Transcribe every entry below word for word, but skip the pictures.

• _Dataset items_
________
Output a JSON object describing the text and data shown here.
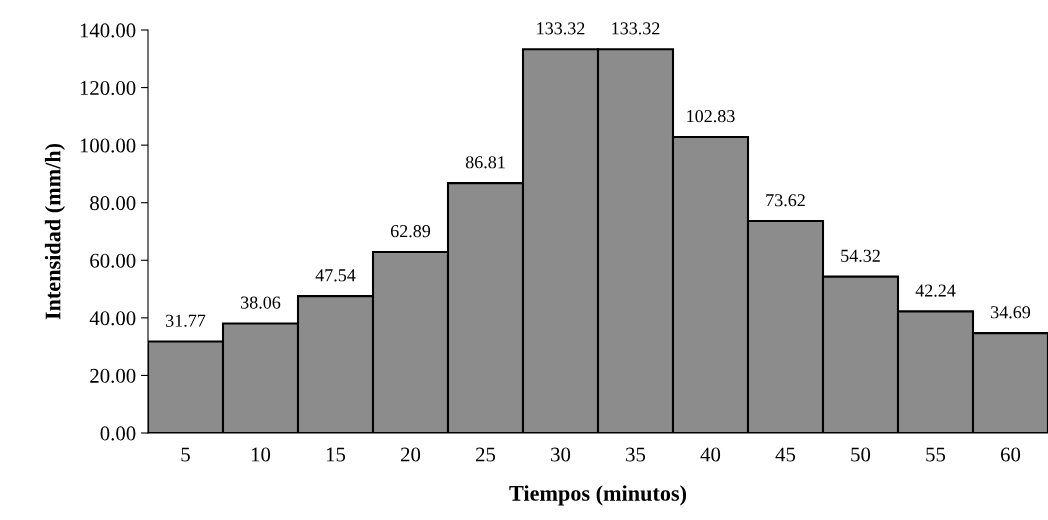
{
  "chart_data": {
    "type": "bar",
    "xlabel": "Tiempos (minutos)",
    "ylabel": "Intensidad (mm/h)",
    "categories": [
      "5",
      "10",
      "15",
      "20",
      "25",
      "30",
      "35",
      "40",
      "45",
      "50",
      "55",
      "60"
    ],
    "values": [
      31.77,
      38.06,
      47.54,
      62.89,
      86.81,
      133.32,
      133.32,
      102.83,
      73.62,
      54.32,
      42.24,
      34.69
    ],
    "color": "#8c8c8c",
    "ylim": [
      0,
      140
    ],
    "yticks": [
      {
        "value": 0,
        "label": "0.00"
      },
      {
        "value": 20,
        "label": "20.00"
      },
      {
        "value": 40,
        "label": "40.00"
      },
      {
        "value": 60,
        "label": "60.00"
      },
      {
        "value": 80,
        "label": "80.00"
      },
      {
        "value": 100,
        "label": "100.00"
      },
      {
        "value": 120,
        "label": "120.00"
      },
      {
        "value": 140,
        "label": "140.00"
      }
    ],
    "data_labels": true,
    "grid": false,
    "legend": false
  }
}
________
• _Result_
Output a JSON object describing the text and data shown here.
{
  "chart_data": {
    "type": "bar",
    "xlabel": "Tiempos (minutos)",
    "ylabel": "Intensidad (mm/h)",
    "categories": [
      "5",
      "10",
      "15",
      "20",
      "25",
      "30",
      "35",
      "40",
      "45",
      "50",
      "55",
      "60"
    ],
    "values": [
      31.77,
      38.06,
      47.54,
      62.89,
      86.81,
      133.32,
      133.32,
      102.83,
      73.62,
      54.32,
      42.24,
      34.69
    ],
    "color": "#8c8c8c",
    "ylim": [
      0,
      140
    ],
    "yticks": [
      {
        "value": 0,
        "label": "0.00"
      },
      {
        "value": 20,
        "label": "20.00"
      },
      {
        "value": 40,
        "label": "40.00"
      },
      {
        "value": 60,
        "label": "60.00"
      },
      {
        "value": 80,
        "label": "80.00"
      },
      {
        "value": 100,
        "label": "100.00"
      },
      {
        "value": 120,
        "label": "120.00"
      },
      {
        "value": 140,
        "label": "140.00"
      }
    ],
    "data_labels": true,
    "grid": false,
    "legend": false
  }
}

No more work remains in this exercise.